Data entries

= = = =

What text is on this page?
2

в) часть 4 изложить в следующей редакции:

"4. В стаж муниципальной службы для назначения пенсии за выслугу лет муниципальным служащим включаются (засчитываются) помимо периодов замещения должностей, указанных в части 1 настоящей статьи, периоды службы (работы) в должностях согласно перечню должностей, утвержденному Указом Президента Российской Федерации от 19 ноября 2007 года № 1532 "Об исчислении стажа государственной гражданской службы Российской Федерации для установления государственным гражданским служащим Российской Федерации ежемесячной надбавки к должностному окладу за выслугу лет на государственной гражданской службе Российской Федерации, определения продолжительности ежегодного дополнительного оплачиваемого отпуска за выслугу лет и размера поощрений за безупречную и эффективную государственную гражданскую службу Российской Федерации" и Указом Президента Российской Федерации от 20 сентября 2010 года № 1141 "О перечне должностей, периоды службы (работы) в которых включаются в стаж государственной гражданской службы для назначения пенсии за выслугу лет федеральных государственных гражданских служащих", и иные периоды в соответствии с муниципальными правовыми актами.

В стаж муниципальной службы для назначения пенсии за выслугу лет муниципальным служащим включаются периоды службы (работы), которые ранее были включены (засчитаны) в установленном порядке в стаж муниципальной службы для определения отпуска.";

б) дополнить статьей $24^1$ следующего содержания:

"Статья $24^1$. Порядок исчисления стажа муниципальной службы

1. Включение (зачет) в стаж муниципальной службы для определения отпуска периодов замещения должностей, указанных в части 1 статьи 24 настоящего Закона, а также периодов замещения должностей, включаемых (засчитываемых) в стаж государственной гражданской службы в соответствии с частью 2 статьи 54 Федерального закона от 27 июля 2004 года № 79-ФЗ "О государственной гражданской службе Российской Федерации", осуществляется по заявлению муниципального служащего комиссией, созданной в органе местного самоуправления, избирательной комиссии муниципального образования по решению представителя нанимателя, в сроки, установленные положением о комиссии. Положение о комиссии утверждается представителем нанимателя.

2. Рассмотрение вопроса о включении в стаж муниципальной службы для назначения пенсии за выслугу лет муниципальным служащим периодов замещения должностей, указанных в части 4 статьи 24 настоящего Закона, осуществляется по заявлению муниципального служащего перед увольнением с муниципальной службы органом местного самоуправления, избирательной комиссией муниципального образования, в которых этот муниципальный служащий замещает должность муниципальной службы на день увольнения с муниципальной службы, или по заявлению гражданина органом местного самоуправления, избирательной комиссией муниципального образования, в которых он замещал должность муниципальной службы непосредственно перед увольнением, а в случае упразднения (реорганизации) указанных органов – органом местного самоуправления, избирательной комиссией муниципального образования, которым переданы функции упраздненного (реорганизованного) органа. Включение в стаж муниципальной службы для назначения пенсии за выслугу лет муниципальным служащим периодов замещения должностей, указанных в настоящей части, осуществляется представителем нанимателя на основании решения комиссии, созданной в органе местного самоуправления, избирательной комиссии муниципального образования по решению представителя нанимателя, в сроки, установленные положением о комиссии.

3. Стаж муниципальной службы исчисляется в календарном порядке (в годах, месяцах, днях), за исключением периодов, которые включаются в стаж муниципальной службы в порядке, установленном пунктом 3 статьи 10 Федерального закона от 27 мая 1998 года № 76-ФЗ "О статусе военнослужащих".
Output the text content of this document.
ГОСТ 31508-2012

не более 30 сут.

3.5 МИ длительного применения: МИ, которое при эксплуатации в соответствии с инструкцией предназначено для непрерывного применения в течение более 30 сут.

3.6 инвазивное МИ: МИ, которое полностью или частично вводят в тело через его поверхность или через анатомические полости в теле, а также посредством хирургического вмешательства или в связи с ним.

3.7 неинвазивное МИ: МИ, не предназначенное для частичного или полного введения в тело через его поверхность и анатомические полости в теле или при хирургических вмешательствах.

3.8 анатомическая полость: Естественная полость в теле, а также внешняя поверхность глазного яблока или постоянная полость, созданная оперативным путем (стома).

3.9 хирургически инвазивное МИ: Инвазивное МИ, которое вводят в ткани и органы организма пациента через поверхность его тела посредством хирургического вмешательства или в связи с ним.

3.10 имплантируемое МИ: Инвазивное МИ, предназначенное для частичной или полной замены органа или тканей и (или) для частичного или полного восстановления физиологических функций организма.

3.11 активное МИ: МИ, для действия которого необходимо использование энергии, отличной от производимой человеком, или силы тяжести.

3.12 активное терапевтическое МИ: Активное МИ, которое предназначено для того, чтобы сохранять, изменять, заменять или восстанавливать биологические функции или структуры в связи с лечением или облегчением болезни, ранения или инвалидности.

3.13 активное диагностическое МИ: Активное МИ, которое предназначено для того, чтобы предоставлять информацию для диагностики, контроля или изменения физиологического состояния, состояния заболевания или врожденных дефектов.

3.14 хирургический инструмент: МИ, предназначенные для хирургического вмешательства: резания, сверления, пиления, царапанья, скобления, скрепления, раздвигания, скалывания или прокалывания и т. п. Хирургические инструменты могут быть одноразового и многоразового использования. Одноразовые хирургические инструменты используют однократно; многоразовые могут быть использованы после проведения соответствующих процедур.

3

= = = =

> Set task
From the entries, copy out each line containing the word "text".

> Correct output
What text is on this page?
Output the text content of this document.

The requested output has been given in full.